*Problem to work on:* Line by line, set down the records exactly as they appear below.

*Task inputs:*

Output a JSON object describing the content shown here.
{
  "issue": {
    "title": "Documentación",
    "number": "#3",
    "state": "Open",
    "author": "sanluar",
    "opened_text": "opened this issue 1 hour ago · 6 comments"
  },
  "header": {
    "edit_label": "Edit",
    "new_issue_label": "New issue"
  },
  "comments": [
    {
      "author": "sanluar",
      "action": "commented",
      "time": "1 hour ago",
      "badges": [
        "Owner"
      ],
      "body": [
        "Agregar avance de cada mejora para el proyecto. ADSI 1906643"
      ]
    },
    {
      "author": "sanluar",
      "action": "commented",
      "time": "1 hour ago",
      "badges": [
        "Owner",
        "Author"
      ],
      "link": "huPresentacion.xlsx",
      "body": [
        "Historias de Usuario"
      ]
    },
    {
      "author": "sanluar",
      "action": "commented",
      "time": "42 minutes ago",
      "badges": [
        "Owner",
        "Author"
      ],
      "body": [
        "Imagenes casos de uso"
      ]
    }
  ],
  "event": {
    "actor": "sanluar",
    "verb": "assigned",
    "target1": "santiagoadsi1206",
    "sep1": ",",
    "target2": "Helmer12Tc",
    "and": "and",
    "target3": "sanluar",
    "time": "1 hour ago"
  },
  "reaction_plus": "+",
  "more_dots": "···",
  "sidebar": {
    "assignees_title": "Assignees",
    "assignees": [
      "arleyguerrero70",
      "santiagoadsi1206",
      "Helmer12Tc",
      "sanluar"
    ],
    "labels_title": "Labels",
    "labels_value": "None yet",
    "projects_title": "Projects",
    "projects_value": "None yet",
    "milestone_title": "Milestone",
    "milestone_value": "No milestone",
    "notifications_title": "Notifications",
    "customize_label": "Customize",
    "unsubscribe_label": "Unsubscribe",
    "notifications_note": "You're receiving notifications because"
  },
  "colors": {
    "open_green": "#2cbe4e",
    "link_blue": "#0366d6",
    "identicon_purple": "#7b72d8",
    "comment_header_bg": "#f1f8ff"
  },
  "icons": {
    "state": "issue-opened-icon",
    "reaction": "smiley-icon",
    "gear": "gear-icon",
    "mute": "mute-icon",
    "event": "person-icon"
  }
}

*Exercise response:*
Output a JSON object describing the content shown here.
{
  "issue": {
    "title": "Documentación",
    "number": "#3",
    "state": "Open",
    "author": "sanluar",
    "opened_text": "opened this issue 1 hour ago · 6 comments"
  },
  "header": {
    "edit_label": "Edit",
    "new_issue_label": "New issue"
  },
  "comments": [
    {
      "author": "sanluar",
      "action": "commented",
      "time": "1 hour ago",
      "badges": [
        "Owner"
      ],
      "body": [
        "Agregar avance de cada mejora para el proyecto. ADSI 1906643"
      ]
    },
    {
      "author": "sanluar",
      "action": "commented",
      "time": "1 hour ago",
      "badges": [
        "Owner",
        "Author"
      ],
      "link": "huPresentacion.xlsx",
      "body": [
        "Historias de Usuario"
      ]
    },
    {
      "author": "sanluar",
      "action": "commented",
      "time": "42 minutes ago",
      "badges": [
        "Owner",
        "Author"
      ],
      "body": [
        "Imagenes casos de uso"
      ]
    }
  ],
  "event": {
    "actor": "sanluar",
    "verb": "assigned",
    "target1": "santiagoadsi1206",
    "sep1": ",",
    "target2": "Helmer12Tc",
    "and": "and",
    "target3": "sanluar",
    "time": "1 hour ago"
  },
  "reaction_plus": "+",
  "more_dots": "···",
  "sidebar": {
    "assignees_title": "Assignees",
    "assignees": [
      "arleyguerrero70",
      "santiagoadsi1206",
      "Helmer12Tc",
      "sanluar"
    ],
    "labels_title": "Labels",
    "labels_value": "None yet",
    "projects_title": "Projects",
    "projects_value": "None yet",
    "milestone_title": "Milestone",
    "milestone_value": "No milestone",
    "notifications_title": "Notifications",
    "customize_label": "Customize",
    "unsubscribe_label": "Unsubscribe",
    "notifications_note": "You're receiving notifications because"
  },
  "colors": {
    "open_green": "#2cbe4e",
    "link_blue": "#0366d6",
    "identicon_purple": "#7b72d8",
    "comment_header_bg": "#f1f8ff"
  },
  "icons": {
    "state": "issue-opened-icon",
    "reaction": "smiley-icon",
    "gear": "gear-icon",
    "mute": "mute-icon",
    "event": "person-icon"
  }
}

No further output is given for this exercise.